Records from a data collection:
────
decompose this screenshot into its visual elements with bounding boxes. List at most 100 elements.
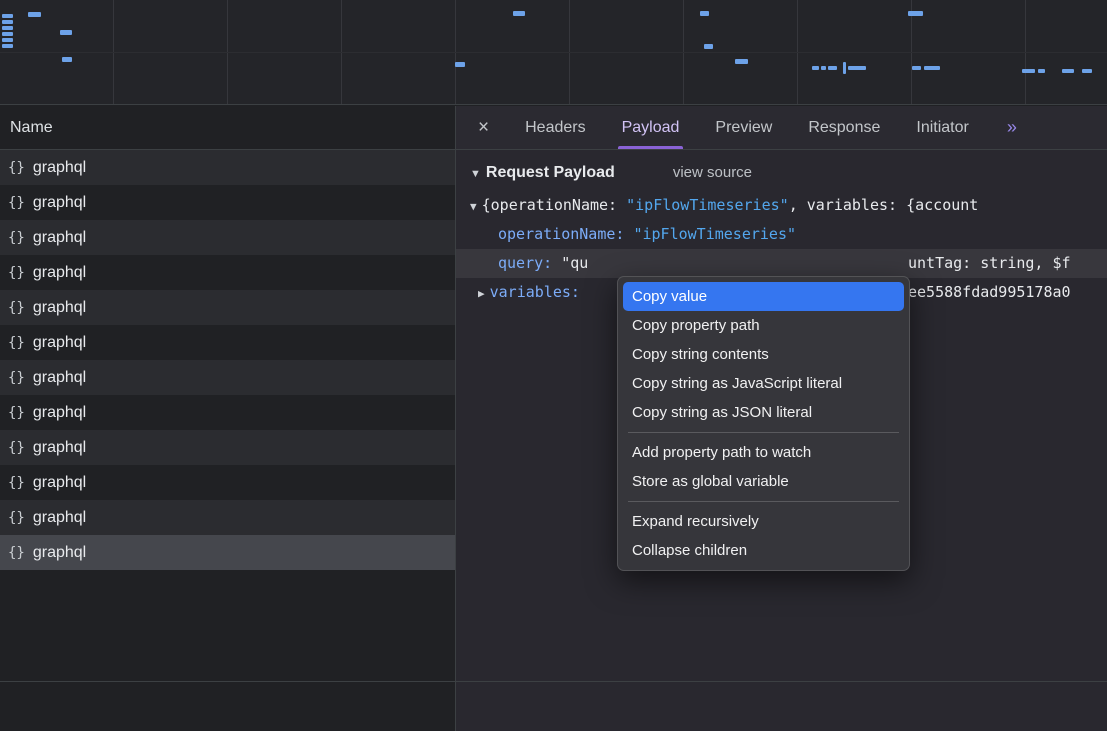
waterfall-bar: [2, 20, 13, 24]
waterfall-bar: [912, 66, 921, 70]
menu-item-copy-value[interactable]: Copy value: [623, 282, 904, 311]
waterfall-bar: [2, 38, 13, 42]
menu-item-store-as-global-variable[interactable]: Store as global variable: [623, 467, 904, 496]
json-icon: {}: [8, 335, 25, 351]
request-list-panel: Name {} graphql {} graphql {} graphql {} gra…: [0, 106, 456, 731]
request-row[interactable]: {}graphql: [0, 255, 455, 290]
menu-item-copy-string-contents[interactable]: Copy string contents: [623, 340, 904, 369]
waterfall-bar: [735, 59, 748, 64]
waterfall-bar: [848, 66, 866, 70]
context-menu: Copy value Copy property path Copy strin…: [617, 276, 910, 571]
payload-row-operationname[interactable]: operationName: "ipFlowTimeseries": [456, 220, 1107, 249]
detail-tab-bar: × Headers Payload Preview Response Initi…: [456, 106, 1107, 150]
name-column-label: Name: [10, 119, 53, 137]
menu-item-copy-string-json-literal[interactable]: Copy string as JSON literal: [623, 398, 904, 427]
close-icon[interactable]: ×: [478, 117, 489, 139]
request-name: graphql: [33, 159, 86, 177]
waterfall-bar: [60, 30, 72, 35]
json-icon: {}: [8, 300, 25, 316]
request-row[interactable]: {} graphql: [0, 220, 455, 255]
json-icon: {}: [8, 545, 25, 561]
request-row[interactable]: {} graphql: [0, 290, 455, 325]
request-row[interactable]: {} graphql: [0, 500, 455, 535]
waterfall-bar: [908, 11, 923, 16]
request-name: graphql: [33, 404, 86, 422]
disclosure-open-icon[interactable]: ▼: [470, 168, 481, 180]
view-source-link[interactable]: view source: [673, 164, 752, 181]
json-icon: {}: [8, 440, 25, 456]
tab-preview[interactable]: Preview: [715, 106, 772, 149]
request-row[interactable]: {} graphql: [0, 360, 455, 395]
tab-payload[interactable]: Payload: [622, 106, 680, 149]
disclosure-open-icon[interactable]: ▼: [470, 200, 477, 213]
request-name: graphql: [33, 544, 86, 562]
more-tabs-icon[interactable]: »: [1007, 117, 1017, 138]
waterfall-bar: [1082, 69, 1092, 73]
name-column-header[interactable]: Name: [0, 106, 455, 150]
payload-row-query[interactable]: query: "qu untTag: string, $f: [456, 249, 1107, 278]
request-row[interactable]: {} graphql: [0, 430, 455, 465]
request-name: graphql: [33, 229, 86, 247]
request-row[interactable]: {} graphql: [0, 465, 455, 500]
network-main-split: Name {} graphql {} graphql {} graphql {} gra…: [0, 106, 1107, 731]
request-name: graphql: [33, 439, 86, 457]
request-row[interactable]: {} graphql: [0, 185, 455, 220]
section-title: Request Payload: [486, 164, 615, 182]
waterfall-bar: [843, 62, 846, 74]
waterfall-bar: [2, 32, 13, 36]
waterfall-bar: [704, 44, 713, 49]
request-name: graphql: [33, 299, 86, 317]
menu-item-copy-property-path[interactable]: Copy property path: [623, 311, 904, 340]
disclosure-closed-icon[interactable]: ▶: [478, 287, 485, 300]
variables-string-tail: ee5588fdad995178a0: [908, 278, 1071, 307]
waterfall-bar: [1062, 69, 1074, 73]
request-name: graphql: [33, 474, 86, 492]
request-row-selected[interactable]: {} graphql: [0, 535, 455, 570]
request-name: graphql: [33, 194, 86, 212]
request-name: graphql: [33, 509, 86, 527]
menu-item-expand-recursively[interactable]: Expand recursively: [623, 507, 904, 536]
json-icon: {}: [8, 475, 25, 491]
waterfall-bar: [62, 57, 72, 62]
waterfall-bar: [28, 12, 41, 17]
waterfall-bar: [700, 11, 709, 16]
json-icon: {}: [8, 230, 25, 246]
menu-item-collapse-children[interactable]: Collapse children: [623, 536, 904, 565]
waterfall-bar: [2, 26, 13, 30]
tab-response[interactable]: Response: [808, 106, 880, 149]
payload-preview-line[interactable]: ▼{operationName: "ipFlowTimeseries", var…: [456, 191, 1107, 220]
network-overview[interactable]: [0, 0, 1107, 105]
request-name: graphql: [33, 334, 86, 352]
summary-divider: [0, 681, 1107, 682]
request-payload-header: ▼ Request Payload view source: [456, 164, 1107, 182]
request-row[interactable]: {} graphql: [0, 150, 455, 185]
waterfall-bar: [2, 14, 13, 18]
waterfall-bar: [821, 66, 826, 70]
menu-item-add-property-path-to-watch[interactable]: Add property path to watch: [623, 438, 904, 467]
waterfall-bar: [828, 66, 837, 70]
json-icon: {}: [8, 160, 25, 176]
request-list: {}graphql {}graphql {}graphql {}graphql …: [0, 150, 455, 570]
tab-headers[interactable]: Headers: [525, 106, 585, 149]
json-icon: {}: [8, 510, 25, 526]
request-name: graphql: [33, 369, 86, 387]
tab-initiator[interactable]: Initiator: [916, 106, 968, 149]
waterfall-bar: [455, 62, 465, 67]
waterfall-bar: [924, 66, 940, 70]
menu-separator: [628, 501, 899, 502]
waterfall-bar: [513, 11, 525, 16]
query-string-tail: untTag: string, $f: [908, 249, 1071, 278]
page-background: Name {} graphql {} graphql {} graphql {} gra…: [0, 0, 1110, 740]
waterfall-bar: [812, 66, 819, 70]
json-icon: {}: [8, 405, 25, 421]
waterfall-bar: [1038, 69, 1045, 73]
request-row[interactable]: {} graphql: [0, 325, 455, 360]
request-row[interactable]: {} graphql: [0, 395, 455, 430]
menu-item-copy-string-js-literal[interactable]: Copy string as JavaScript literal: [623, 369, 904, 398]
json-icon: {}: [8, 265, 25, 281]
menu-separator: [628, 432, 899, 433]
json-icon: {}: [8, 370, 25, 386]
waterfall-bar: [1022, 69, 1035, 73]
json-icon: {}: [8, 195, 25, 211]
devtools-window: Name {} graphql {} graphql {} graphql {} gra…: [0, 0, 1107, 731]
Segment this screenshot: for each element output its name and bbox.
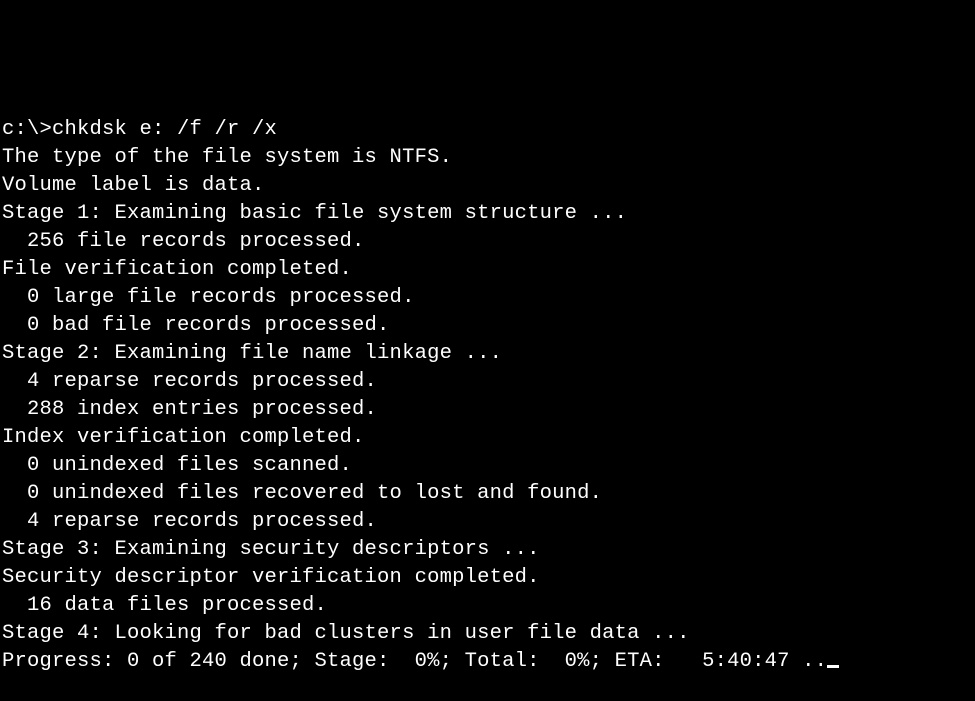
output-line: 0 bad file records processed. bbox=[2, 312, 973, 340]
output-line: Index verification completed. bbox=[2, 424, 973, 452]
output-line: Security descriptor verification complet… bbox=[2, 564, 973, 592]
output-line: File verification completed. bbox=[2, 256, 973, 284]
stage1-header: Stage 1: Examining basic file system str… bbox=[2, 200, 973, 228]
command-line: c:\>chkdsk e: /f /r /x bbox=[2, 116, 973, 144]
output-line: 4 reparse records processed. bbox=[2, 508, 973, 536]
output-line: 288 index entries processed. bbox=[2, 396, 973, 424]
output-line: 0 unindexed files scanned. bbox=[2, 452, 973, 480]
cursor-icon bbox=[827, 665, 839, 668]
output-line: 256 file records processed. bbox=[2, 228, 973, 256]
output-line: 4 reparse records processed. bbox=[2, 368, 973, 396]
output-line: The type of the file system is NTFS. bbox=[2, 144, 973, 172]
output-line: 0 unindexed files recovered to lost and … bbox=[2, 480, 973, 508]
terminal-window[interactable]: c:\>chkdsk e: /f /r /xThe type of the fi… bbox=[2, 116, 973, 676]
progress-text: Progress: 0 of 240 done; Stage: 0%; Tota… bbox=[2, 650, 827, 673]
output-line: 16 data files processed. bbox=[2, 592, 973, 620]
output-line: Volume label is data. bbox=[2, 172, 973, 200]
command-text: chkdsk e: /f /r /x bbox=[52, 118, 277, 141]
progress-line: Progress: 0 of 240 done; Stage: 0%; Tota… bbox=[2, 648, 973, 676]
output-line: 0 large file records processed. bbox=[2, 284, 973, 312]
stage2-header: Stage 2: Examining file name linkage ... bbox=[2, 340, 973, 368]
stage3-header: Stage 3: Examining security descriptors … bbox=[2, 536, 973, 564]
stage4-header: Stage 4: Looking for bad clusters in use… bbox=[2, 620, 973, 648]
prompt-text: c:\> bbox=[2, 118, 52, 141]
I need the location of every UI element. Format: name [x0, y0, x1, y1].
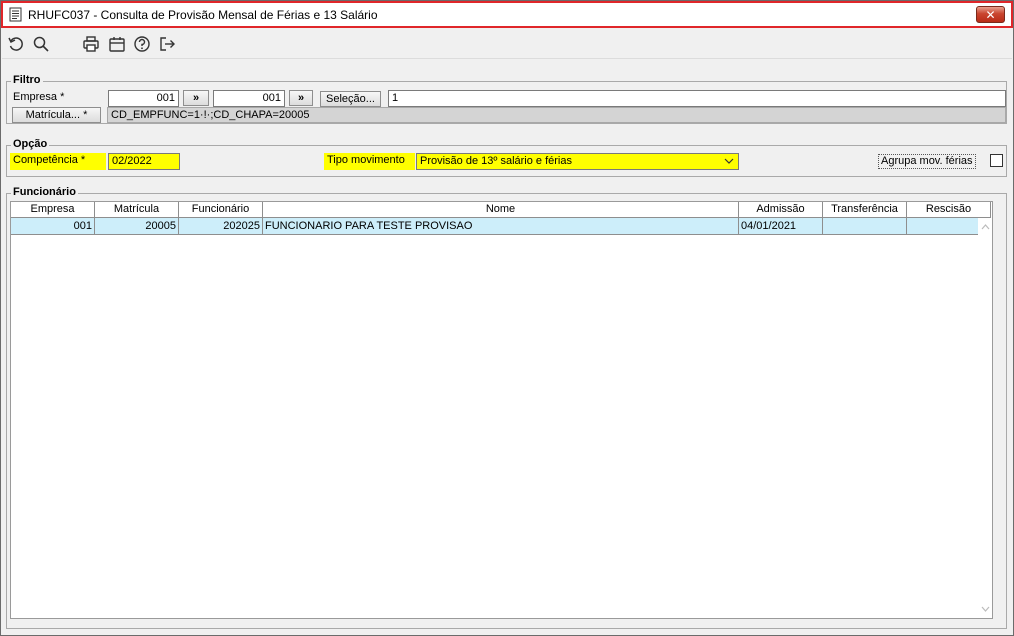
────
» OBJECTIVE
List the lines starting with the line containing "waterfall-bar: [2, 20, 13, 24]" and going on through the line containing "waterfall-bar: [848, 66, 866, 70]" as a numbered list, leaving out any blank lines.

» TASK RESPONSE
1. waterfall-bar: [2, 20, 13, 24]
2. waterfall-bar: [912, 66, 921, 70]
3. menu-item-copy-value[interactable]: Copy value: [623, 282, 904, 311]
4. waterfall-bar: [2, 38, 13, 42]
5. menu-item-store-as-global-variable[interactable]: Store as global variable: [623, 467, 904, 496]
6. json-icon: {}: [8, 335, 25, 351]
7. request-list-panel: Name {} graphql {} graphql {} graphql {} gra…: [0, 106, 456, 731]
8. request-row[interactable]: {}graphql: [0, 255, 455, 290]
9. menu-item-copy-string-contents[interactable]: Copy string contents: [623, 340, 904, 369]
10. waterfall-bar: [735, 59, 748, 64]
11. waterfall-bar: [848, 66, 866, 70]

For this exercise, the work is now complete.